## Your goal
For this exercise, repeat all of the material verbatim apart from its images.

## Records for this task
★ ★ ★ ★ ★ ★ ★

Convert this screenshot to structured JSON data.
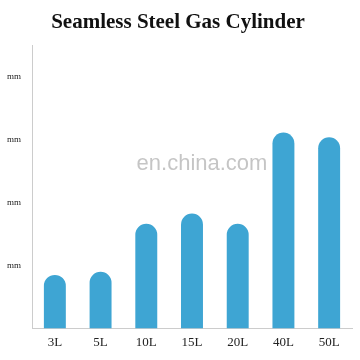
{
  "chart_data": {
    "type": "bar",
    "title": "Seamless Steel Gas Cylinder",
    "categories": [
      "3L",
      "5L",
      "10L",
      "15L",
      "20L",
      "40L",
      "50L"
    ],
    "values": [
      340,
      360,
      665,
      730,
      665,
      1245,
      1215
    ],
    "color": "#3ea5d3",
    "ylim": [
      0,
      1800
    ],
    "yticks": [
      {
        "value": 400,
        "label": "mm"
      },
      {
        "value": 800,
        "label": "mm"
      },
      {
        "value": 1200,
        "label": "mm"
      },
      {
        "value": 1600,
        "label": "mm"
      }
    ],
    "grid": false,
    "annotations": [
      "en.china.com"
    ]
  }
}
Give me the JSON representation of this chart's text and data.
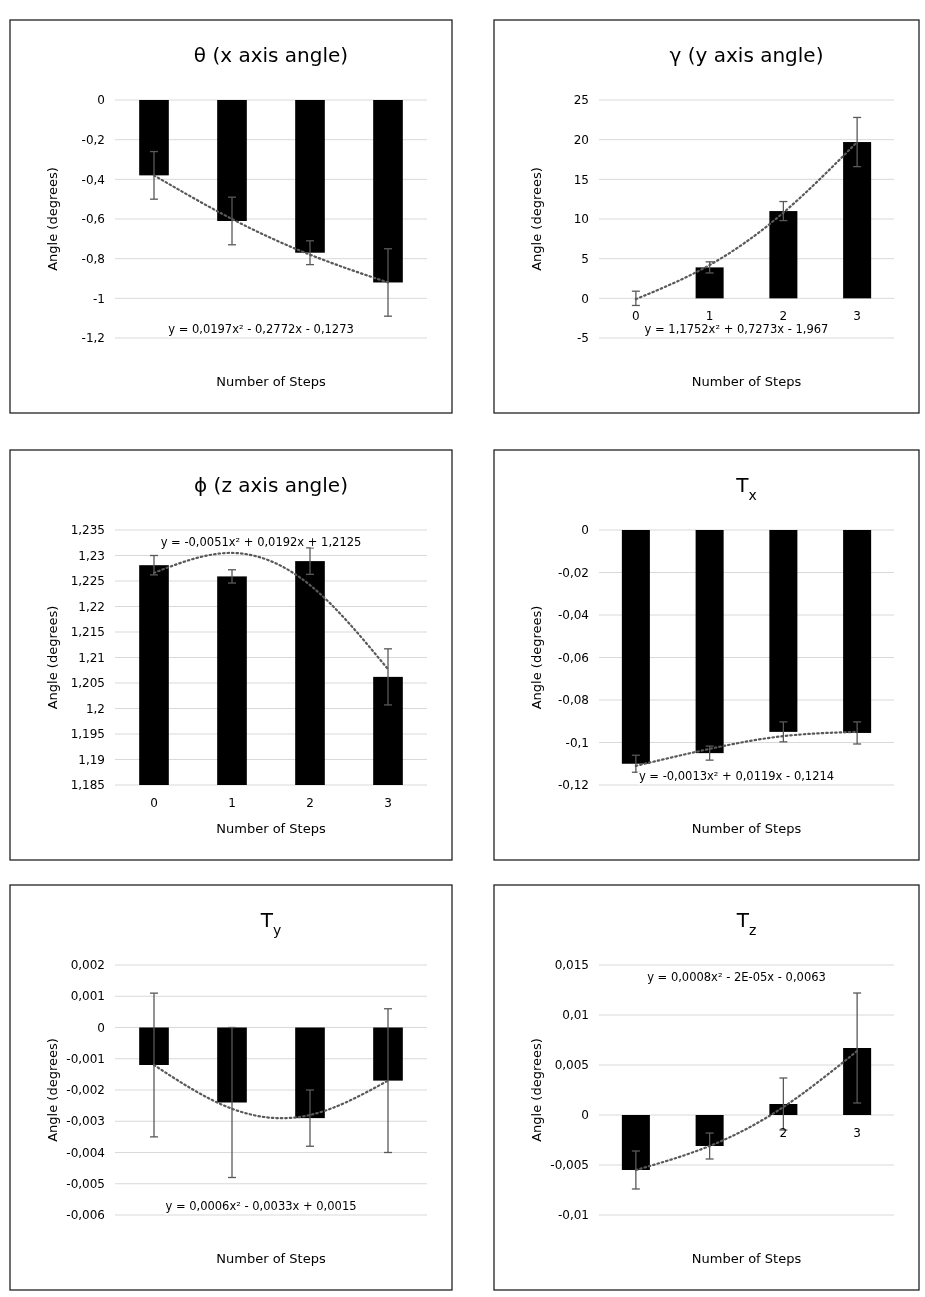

★ ★ ★ ★ ★ ★ ★

## Solution for this exercise
Convert this screenshot to structured JSON data.
{
  "chart_data": {
    "type": "bar",
    "title": "Seamless Steel Gas Cylinder",
    "categories": [
      "3L",
      "5L",
      "10L",
      "15L",
      "20L",
      "40L",
      "50L"
    ],
    "values": [
      340,
      360,
      665,
      730,
      665,
      1245,
      1215
    ],
    "color": "#3ea5d3",
    "ylim": [
      0,
      1800
    ],
    "yticks": [
      {
        "value": 400,
        "label": "mm"
      },
      {
        "value": 800,
        "label": "mm"
      },
      {
        "value": 1200,
        "label": "mm"
      },
      {
        "value": 1600,
        "label": "mm"
      }
    ],
    "grid": false,
    "annotations": [
      "en.china.com"
    ]
  }
}
Give me the JSON representation of this chart's text and data.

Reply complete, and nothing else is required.